Go through the material below and count the lines with the string "Vertical"; the number is the whole answer.
##### Data listing #####
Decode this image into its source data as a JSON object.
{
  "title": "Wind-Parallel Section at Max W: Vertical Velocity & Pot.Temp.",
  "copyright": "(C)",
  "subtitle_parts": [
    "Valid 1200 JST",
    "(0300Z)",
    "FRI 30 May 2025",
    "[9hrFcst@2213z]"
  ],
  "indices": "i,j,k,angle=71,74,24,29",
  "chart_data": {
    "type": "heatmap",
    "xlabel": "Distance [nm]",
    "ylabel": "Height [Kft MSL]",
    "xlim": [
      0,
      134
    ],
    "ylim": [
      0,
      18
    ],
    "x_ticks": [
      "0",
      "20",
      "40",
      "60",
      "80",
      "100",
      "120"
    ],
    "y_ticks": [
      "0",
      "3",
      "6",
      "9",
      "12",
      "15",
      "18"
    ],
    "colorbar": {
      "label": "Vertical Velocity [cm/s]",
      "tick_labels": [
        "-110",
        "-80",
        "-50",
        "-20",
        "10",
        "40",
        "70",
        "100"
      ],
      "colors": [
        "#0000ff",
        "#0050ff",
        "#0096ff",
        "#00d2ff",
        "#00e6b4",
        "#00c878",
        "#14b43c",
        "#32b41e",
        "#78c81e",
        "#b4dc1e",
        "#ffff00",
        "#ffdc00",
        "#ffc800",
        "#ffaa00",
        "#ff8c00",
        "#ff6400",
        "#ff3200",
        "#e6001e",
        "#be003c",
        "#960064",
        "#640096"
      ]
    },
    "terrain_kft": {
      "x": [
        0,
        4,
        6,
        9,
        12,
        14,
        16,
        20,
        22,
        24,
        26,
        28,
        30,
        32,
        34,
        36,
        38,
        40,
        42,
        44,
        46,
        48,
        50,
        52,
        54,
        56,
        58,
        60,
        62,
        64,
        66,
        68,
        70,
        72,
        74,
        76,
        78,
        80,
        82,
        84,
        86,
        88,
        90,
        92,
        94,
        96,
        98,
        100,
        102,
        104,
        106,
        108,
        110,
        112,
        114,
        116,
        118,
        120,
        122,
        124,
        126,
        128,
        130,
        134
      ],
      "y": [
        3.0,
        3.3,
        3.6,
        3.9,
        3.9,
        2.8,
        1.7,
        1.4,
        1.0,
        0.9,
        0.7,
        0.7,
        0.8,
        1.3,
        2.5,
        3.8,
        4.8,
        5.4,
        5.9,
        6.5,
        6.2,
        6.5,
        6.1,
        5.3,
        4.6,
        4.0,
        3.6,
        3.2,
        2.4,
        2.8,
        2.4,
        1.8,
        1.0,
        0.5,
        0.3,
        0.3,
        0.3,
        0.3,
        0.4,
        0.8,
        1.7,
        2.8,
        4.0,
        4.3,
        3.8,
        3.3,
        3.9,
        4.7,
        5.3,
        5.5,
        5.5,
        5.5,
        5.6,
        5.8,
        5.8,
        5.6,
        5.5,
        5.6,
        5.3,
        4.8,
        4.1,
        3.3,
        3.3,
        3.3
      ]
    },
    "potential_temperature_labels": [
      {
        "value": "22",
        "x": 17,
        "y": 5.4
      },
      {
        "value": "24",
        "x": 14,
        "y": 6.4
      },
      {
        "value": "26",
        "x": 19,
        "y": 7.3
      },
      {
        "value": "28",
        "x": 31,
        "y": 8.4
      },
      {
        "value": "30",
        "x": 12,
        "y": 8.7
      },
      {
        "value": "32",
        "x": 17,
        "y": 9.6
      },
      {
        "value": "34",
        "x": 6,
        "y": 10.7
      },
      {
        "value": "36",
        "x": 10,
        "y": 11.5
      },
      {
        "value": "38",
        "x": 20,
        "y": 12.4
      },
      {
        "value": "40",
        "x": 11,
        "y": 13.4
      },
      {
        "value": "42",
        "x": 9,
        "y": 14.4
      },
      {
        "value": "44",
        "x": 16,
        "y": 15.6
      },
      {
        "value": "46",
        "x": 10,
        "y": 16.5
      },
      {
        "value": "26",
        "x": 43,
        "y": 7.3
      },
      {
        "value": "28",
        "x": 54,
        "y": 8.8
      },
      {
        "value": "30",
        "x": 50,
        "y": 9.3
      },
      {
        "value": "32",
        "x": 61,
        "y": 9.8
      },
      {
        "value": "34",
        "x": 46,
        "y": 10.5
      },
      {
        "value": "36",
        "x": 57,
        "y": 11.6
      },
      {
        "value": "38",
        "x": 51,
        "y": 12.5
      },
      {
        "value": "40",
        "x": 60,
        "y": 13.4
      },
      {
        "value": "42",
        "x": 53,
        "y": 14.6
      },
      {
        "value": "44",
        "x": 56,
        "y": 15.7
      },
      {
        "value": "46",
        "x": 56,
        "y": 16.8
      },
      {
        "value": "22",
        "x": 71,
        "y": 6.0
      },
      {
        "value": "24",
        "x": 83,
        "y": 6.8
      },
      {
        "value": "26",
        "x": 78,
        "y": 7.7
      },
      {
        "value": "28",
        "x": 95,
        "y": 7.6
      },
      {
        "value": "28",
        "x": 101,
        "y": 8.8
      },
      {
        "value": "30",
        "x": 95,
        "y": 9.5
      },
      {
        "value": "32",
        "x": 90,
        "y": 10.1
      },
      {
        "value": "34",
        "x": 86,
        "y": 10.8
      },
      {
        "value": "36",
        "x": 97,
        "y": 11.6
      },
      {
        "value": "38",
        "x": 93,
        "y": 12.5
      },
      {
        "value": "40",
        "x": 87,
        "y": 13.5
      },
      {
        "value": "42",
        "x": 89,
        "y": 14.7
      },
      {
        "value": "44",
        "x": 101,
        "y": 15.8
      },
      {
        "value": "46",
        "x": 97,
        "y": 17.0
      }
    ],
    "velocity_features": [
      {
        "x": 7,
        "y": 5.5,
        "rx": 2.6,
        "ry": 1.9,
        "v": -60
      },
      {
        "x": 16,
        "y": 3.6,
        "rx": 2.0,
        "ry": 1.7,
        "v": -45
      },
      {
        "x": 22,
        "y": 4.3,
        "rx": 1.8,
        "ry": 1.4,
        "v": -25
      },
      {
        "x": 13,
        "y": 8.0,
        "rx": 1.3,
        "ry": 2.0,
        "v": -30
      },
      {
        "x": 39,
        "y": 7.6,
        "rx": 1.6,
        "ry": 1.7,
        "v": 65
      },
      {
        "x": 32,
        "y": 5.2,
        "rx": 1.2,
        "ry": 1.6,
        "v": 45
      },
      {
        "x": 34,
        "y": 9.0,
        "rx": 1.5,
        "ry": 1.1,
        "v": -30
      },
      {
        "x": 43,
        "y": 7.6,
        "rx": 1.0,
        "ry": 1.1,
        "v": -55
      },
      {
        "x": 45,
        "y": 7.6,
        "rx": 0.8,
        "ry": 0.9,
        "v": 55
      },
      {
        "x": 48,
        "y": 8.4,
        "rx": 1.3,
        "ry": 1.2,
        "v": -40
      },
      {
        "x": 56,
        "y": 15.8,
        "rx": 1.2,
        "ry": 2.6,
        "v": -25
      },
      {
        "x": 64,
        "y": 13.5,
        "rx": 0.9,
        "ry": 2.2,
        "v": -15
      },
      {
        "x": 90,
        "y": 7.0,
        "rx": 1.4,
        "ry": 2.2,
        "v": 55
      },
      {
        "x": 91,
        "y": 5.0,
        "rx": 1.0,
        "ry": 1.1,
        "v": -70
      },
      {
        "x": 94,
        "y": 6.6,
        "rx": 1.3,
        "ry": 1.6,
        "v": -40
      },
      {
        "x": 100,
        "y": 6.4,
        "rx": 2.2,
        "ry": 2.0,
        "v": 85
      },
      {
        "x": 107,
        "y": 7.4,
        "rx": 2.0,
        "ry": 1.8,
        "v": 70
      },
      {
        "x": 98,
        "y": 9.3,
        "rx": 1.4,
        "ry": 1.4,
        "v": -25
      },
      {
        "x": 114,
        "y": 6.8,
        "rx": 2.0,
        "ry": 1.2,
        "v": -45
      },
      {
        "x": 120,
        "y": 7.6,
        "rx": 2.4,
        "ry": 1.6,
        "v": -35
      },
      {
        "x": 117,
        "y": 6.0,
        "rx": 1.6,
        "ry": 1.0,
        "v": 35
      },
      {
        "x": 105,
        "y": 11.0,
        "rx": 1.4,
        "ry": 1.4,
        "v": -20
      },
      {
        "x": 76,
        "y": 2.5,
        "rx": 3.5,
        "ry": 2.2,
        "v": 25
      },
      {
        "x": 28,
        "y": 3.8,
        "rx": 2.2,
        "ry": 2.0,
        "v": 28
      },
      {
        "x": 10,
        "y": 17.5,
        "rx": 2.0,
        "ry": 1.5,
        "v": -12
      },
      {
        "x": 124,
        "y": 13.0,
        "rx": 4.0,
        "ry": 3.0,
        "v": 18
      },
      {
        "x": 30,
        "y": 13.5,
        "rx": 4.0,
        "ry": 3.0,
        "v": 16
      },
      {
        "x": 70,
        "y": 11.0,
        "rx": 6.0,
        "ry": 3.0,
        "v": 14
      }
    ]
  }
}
#####
→ **Task response**: 2